** Input rows **
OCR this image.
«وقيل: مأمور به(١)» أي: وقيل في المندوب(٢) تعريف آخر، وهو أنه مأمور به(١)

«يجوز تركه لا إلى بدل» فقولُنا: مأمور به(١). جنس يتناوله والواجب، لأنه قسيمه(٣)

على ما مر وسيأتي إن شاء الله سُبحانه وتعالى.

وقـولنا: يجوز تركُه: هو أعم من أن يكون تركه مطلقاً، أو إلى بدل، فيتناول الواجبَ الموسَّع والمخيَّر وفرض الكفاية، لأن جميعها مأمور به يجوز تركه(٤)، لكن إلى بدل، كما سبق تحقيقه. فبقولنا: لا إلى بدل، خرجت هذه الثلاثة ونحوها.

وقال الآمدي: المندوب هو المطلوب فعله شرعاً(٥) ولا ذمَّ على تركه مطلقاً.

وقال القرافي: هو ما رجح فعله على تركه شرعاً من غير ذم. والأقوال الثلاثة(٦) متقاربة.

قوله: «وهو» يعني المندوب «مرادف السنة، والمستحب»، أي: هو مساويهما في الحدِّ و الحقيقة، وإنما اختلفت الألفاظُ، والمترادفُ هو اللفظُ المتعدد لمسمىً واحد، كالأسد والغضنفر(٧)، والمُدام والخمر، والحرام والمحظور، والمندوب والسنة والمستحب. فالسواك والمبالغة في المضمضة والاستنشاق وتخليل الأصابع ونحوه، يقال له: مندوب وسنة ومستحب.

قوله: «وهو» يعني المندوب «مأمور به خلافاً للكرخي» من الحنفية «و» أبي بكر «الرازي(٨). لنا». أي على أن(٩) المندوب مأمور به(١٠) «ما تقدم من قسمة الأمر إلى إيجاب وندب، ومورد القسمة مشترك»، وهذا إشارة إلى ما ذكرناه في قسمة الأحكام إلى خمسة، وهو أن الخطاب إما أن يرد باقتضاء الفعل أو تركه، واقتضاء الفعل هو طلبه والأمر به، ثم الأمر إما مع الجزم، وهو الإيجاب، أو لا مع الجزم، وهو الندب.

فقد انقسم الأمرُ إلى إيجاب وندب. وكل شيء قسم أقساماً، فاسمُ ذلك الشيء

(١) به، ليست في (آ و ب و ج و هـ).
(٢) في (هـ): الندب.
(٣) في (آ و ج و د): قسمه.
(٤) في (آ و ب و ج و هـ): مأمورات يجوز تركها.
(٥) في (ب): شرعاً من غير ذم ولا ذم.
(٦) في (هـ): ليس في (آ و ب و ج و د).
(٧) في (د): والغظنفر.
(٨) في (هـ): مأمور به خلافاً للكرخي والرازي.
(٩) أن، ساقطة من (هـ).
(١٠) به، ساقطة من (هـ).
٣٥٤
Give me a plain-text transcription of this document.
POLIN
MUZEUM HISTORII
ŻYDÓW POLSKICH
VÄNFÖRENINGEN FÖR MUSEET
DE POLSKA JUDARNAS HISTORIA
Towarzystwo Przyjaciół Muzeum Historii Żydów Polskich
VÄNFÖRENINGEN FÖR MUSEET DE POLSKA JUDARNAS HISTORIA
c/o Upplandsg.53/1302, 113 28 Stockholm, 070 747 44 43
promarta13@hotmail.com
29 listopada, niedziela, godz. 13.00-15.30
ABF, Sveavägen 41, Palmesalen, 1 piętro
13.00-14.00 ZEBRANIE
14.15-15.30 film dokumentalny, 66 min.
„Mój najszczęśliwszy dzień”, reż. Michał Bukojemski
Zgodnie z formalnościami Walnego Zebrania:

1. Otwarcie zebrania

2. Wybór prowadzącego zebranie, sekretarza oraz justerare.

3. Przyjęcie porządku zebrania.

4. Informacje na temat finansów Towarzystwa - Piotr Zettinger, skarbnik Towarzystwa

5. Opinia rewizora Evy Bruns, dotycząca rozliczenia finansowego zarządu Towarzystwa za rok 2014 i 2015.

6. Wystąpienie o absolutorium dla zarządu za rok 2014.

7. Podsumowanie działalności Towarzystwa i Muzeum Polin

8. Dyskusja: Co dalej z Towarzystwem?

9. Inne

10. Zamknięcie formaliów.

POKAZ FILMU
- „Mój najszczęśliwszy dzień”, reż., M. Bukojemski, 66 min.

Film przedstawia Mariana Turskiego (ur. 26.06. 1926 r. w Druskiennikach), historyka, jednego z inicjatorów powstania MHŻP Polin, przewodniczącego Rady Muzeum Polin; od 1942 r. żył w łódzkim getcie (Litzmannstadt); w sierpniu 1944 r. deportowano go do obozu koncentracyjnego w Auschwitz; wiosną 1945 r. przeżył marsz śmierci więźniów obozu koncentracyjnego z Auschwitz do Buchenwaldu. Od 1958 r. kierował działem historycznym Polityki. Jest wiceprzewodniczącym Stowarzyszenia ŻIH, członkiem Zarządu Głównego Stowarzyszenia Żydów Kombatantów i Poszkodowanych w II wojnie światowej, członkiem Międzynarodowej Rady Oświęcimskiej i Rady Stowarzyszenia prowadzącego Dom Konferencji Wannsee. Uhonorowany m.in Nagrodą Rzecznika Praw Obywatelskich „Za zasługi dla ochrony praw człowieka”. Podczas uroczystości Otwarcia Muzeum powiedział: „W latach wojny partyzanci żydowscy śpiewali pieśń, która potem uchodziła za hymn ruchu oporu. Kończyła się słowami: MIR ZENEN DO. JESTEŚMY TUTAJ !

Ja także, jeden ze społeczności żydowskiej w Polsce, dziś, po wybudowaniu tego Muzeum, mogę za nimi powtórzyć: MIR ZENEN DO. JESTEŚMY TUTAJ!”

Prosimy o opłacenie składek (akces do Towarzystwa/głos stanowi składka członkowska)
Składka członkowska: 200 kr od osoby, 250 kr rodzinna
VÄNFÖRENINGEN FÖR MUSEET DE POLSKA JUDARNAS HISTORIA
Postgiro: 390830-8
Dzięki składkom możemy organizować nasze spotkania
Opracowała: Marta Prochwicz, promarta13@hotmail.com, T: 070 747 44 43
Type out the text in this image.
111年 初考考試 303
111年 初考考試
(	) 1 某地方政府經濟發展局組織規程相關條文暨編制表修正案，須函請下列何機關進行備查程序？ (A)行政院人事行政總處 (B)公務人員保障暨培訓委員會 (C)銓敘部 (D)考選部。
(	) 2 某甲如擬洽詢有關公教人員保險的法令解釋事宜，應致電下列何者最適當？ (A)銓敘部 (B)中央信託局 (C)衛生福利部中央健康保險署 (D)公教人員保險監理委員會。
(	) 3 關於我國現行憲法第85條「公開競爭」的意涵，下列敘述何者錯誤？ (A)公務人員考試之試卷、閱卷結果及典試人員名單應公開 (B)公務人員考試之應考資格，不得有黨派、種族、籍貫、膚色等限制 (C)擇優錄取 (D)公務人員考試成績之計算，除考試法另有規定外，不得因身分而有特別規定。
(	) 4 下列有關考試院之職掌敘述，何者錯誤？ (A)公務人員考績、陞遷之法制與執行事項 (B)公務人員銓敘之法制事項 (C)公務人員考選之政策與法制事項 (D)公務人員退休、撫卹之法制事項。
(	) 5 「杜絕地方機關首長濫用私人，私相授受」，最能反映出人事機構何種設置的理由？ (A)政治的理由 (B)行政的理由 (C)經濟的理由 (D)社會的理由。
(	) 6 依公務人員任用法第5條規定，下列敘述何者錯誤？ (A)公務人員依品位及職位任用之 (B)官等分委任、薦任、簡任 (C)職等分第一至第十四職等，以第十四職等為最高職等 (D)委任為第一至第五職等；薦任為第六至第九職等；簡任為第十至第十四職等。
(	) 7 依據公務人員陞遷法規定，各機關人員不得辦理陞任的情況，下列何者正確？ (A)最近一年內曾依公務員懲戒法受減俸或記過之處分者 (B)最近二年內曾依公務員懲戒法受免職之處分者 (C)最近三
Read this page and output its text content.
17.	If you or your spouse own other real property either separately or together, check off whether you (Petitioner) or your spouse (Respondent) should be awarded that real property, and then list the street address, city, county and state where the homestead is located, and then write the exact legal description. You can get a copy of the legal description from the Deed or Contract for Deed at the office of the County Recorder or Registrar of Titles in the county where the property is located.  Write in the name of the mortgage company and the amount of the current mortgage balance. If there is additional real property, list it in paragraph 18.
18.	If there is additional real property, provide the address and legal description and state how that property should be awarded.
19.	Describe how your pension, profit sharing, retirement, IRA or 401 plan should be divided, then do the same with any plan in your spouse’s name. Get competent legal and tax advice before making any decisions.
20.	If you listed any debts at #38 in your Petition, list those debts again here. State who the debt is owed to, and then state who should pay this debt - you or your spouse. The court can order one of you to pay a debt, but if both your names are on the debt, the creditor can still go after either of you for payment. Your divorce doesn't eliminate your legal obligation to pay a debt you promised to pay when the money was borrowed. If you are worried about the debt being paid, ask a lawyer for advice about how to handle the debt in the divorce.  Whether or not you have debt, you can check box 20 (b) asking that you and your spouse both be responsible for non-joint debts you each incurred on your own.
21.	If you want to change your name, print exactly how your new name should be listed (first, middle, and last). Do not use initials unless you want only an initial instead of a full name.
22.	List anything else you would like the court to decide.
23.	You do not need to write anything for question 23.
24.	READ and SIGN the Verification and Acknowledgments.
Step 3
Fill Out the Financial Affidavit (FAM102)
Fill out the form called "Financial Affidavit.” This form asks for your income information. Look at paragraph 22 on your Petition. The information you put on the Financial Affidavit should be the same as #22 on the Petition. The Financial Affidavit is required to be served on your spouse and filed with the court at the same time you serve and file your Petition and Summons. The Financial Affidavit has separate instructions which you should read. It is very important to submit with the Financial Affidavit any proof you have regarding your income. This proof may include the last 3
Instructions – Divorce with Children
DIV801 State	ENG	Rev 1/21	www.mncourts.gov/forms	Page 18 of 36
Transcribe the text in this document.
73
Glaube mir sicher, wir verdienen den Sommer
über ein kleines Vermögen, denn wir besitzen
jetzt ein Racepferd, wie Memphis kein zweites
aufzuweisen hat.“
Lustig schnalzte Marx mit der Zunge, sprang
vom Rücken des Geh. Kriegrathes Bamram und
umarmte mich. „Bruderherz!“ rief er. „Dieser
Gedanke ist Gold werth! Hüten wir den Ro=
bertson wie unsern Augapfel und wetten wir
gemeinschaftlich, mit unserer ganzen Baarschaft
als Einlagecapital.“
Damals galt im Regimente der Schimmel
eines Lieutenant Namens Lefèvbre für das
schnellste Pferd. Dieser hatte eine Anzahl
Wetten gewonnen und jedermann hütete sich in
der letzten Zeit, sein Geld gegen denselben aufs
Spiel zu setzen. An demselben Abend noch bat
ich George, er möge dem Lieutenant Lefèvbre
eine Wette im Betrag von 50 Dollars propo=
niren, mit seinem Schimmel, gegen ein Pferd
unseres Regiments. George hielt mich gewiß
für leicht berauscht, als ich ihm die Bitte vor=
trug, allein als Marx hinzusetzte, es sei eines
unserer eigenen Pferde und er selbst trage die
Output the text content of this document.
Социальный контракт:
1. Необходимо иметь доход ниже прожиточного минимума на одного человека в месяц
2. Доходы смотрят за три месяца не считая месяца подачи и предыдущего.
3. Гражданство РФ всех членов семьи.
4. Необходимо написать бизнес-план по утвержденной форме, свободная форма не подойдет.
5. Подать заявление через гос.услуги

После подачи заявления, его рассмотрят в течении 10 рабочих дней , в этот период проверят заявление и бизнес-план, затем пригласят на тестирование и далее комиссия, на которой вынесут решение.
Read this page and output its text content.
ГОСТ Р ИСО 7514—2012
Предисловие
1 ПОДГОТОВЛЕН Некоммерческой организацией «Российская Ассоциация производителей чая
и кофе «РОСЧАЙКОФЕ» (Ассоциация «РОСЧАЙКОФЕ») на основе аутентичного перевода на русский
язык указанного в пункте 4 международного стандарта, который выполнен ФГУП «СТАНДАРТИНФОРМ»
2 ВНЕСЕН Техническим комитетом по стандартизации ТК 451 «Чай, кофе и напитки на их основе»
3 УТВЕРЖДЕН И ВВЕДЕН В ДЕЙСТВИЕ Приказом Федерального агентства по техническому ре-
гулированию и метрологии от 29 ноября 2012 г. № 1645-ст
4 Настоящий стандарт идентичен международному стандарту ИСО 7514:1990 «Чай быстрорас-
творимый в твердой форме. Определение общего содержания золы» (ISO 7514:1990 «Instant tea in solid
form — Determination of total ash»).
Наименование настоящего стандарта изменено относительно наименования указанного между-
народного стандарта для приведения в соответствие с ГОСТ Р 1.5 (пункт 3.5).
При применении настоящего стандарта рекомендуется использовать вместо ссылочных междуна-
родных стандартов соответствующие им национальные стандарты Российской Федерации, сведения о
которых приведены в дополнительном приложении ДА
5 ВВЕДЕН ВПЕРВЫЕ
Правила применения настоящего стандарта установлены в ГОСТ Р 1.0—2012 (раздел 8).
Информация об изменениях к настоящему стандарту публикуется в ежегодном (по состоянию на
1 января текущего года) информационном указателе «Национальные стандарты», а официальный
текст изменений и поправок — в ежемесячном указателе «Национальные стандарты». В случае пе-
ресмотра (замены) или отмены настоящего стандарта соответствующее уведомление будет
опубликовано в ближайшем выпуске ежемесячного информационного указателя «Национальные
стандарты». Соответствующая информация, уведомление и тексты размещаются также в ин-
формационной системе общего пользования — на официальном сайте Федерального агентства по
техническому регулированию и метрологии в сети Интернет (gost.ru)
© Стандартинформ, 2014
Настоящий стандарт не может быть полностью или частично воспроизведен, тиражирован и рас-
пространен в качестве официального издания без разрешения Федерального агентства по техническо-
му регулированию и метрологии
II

** Aim **
In the records above, find each line holding "Schimmel" and copy it.

** Result for this task **
Damals galt im Regimente der Schimmel
niren, mit seinem Schimmel, gegen ein Pferd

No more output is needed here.